Dataset items
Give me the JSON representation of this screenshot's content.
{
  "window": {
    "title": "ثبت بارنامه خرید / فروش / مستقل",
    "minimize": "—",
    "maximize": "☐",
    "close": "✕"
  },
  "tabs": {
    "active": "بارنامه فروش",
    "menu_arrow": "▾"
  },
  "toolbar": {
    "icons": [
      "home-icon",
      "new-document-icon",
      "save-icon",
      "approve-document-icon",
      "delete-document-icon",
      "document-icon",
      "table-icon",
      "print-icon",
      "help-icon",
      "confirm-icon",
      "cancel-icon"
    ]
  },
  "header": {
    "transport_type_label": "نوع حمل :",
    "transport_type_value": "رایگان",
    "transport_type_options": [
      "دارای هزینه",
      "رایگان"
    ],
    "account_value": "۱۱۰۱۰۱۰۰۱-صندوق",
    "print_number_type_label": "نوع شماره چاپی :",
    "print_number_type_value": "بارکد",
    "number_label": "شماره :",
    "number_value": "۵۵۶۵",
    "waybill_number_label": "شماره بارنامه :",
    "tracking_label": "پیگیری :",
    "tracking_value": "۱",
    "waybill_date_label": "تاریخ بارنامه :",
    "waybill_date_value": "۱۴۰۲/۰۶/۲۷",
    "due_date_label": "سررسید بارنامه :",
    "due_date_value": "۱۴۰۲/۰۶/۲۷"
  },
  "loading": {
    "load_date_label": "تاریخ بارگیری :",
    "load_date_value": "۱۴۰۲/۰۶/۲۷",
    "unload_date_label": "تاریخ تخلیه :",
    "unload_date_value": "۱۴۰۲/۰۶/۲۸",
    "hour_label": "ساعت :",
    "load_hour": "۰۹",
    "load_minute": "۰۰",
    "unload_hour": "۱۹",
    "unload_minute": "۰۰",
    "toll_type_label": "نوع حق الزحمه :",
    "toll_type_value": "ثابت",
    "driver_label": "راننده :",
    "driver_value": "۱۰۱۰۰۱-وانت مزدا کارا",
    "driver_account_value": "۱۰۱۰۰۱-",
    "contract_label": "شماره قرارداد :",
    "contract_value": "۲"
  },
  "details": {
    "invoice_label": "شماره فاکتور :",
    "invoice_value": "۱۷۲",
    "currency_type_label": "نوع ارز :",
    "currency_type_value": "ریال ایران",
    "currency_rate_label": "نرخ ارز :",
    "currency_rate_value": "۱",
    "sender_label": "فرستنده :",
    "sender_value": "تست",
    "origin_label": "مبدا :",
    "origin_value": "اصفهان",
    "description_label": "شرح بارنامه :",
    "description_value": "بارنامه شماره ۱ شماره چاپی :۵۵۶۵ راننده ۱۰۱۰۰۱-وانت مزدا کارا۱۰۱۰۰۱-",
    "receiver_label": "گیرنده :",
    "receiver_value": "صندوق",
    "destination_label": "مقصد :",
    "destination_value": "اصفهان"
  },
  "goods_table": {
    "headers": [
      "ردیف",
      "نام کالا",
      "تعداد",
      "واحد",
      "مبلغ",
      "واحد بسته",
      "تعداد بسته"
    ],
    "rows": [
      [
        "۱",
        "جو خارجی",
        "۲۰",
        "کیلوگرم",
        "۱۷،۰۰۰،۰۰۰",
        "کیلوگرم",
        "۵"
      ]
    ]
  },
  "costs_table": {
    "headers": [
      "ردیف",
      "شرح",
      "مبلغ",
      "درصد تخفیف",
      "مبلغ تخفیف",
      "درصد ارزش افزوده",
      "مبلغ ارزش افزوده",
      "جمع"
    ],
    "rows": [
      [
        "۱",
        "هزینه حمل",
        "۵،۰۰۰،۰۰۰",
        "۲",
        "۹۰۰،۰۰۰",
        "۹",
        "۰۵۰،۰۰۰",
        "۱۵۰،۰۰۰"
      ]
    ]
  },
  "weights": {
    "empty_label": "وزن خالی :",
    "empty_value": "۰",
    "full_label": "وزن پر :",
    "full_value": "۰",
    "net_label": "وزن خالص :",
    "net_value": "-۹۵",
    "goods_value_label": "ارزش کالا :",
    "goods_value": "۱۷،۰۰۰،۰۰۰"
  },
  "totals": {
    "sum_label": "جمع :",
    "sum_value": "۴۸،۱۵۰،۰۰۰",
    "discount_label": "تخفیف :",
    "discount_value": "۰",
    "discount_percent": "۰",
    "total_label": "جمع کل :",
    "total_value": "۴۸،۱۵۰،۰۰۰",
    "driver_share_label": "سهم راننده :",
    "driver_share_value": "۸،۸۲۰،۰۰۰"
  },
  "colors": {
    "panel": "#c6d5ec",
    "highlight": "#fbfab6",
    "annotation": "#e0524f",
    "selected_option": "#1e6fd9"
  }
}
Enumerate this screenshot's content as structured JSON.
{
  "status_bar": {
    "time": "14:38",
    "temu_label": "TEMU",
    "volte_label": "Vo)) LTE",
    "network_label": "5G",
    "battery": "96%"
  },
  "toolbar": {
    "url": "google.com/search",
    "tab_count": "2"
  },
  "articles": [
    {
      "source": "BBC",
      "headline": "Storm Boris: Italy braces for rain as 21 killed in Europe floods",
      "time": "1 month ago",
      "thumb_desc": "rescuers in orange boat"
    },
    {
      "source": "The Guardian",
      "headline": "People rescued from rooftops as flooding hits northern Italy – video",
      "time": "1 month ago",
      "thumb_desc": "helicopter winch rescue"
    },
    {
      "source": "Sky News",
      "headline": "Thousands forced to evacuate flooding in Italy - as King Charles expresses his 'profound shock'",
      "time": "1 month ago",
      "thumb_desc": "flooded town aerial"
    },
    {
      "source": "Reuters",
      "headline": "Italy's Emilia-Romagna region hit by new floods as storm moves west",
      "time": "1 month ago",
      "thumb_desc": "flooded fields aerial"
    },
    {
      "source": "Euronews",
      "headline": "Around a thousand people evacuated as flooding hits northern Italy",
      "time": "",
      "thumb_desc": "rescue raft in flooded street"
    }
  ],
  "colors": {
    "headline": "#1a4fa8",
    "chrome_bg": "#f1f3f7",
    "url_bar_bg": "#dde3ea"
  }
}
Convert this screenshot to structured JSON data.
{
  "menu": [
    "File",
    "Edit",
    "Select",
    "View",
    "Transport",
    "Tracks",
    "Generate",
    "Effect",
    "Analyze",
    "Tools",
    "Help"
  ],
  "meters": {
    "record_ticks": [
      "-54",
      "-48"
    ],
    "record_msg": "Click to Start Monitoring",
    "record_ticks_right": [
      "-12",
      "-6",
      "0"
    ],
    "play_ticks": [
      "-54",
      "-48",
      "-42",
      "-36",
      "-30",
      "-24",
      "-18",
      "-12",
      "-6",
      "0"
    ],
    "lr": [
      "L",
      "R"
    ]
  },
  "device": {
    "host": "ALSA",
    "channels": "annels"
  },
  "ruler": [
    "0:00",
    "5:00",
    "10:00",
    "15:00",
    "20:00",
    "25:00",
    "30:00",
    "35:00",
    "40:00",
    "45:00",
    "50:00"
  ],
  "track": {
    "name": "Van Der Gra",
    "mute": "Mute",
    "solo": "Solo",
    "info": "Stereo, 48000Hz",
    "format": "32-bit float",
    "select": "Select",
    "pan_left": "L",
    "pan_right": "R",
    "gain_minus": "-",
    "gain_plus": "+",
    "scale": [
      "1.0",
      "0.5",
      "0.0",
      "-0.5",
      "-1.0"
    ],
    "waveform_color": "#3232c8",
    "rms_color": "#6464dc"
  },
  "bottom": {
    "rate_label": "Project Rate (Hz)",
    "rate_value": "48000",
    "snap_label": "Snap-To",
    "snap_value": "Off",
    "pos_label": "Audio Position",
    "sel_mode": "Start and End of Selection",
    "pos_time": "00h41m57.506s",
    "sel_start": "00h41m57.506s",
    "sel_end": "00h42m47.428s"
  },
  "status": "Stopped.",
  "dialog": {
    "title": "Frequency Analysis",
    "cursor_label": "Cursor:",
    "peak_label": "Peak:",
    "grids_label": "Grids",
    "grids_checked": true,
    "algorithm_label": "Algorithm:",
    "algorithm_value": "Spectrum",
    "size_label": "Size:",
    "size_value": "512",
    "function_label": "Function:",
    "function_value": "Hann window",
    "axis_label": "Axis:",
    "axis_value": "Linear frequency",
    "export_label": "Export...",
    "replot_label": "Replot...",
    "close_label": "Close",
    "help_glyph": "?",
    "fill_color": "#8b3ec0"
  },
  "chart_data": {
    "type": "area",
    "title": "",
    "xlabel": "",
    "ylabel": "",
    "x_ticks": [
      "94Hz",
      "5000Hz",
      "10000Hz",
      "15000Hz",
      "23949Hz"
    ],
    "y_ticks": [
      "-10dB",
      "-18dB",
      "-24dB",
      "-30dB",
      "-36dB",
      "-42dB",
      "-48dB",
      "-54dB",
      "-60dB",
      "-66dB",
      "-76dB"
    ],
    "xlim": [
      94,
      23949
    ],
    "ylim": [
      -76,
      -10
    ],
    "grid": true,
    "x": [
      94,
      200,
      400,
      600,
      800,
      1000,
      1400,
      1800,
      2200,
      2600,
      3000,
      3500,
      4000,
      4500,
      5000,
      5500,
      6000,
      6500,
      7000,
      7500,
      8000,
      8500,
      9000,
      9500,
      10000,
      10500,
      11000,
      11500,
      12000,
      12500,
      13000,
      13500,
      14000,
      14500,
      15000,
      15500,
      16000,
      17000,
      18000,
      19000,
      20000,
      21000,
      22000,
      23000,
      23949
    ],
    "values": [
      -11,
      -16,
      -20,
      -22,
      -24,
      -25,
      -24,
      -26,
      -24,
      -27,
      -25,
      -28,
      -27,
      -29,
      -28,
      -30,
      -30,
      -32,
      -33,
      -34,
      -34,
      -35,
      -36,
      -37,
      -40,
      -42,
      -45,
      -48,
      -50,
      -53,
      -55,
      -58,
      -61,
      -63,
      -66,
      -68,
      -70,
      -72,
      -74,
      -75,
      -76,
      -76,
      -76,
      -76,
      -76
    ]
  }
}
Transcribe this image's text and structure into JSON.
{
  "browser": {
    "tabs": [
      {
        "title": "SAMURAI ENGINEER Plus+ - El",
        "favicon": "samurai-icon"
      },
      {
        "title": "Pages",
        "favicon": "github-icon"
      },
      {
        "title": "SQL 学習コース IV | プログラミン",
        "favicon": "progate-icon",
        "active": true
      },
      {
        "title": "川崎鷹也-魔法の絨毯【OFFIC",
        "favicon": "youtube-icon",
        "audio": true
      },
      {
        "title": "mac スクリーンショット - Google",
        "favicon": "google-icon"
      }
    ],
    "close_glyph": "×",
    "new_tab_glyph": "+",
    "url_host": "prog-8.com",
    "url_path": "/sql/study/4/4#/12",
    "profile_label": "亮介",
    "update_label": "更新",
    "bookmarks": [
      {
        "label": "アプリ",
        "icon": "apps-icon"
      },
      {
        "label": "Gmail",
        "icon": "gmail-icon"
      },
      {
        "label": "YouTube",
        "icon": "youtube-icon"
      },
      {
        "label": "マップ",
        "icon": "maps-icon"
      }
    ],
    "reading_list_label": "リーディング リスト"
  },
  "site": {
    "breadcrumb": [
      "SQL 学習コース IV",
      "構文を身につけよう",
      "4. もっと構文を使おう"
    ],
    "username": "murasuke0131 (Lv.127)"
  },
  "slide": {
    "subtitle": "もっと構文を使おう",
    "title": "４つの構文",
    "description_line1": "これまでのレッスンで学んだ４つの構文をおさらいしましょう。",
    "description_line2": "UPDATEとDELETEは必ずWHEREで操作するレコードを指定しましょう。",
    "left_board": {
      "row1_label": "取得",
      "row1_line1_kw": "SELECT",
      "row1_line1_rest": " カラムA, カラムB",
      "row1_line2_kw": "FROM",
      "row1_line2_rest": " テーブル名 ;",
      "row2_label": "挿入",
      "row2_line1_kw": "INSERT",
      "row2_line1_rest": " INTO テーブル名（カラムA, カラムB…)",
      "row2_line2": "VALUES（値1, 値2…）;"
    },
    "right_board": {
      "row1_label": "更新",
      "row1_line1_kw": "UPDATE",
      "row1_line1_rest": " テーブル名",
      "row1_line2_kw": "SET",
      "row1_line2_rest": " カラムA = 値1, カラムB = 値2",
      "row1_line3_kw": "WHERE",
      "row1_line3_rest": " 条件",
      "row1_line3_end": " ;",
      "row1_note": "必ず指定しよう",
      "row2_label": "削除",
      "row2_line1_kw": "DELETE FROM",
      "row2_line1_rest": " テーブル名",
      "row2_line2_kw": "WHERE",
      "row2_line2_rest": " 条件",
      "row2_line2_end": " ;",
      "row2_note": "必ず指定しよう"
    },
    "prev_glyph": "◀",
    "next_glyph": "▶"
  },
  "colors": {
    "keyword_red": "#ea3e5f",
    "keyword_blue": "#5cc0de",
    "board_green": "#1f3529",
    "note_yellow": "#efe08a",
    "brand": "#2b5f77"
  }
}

* What you need to do
Above are the records. Copy every line in them holding "floods".

* Complete response
      "headline": "Storm Boris: Italy braces for rain as 21 killed in Europe floods",
      "headline": "Italy's Emilia-Romagna region hit by new floods as storm moves west",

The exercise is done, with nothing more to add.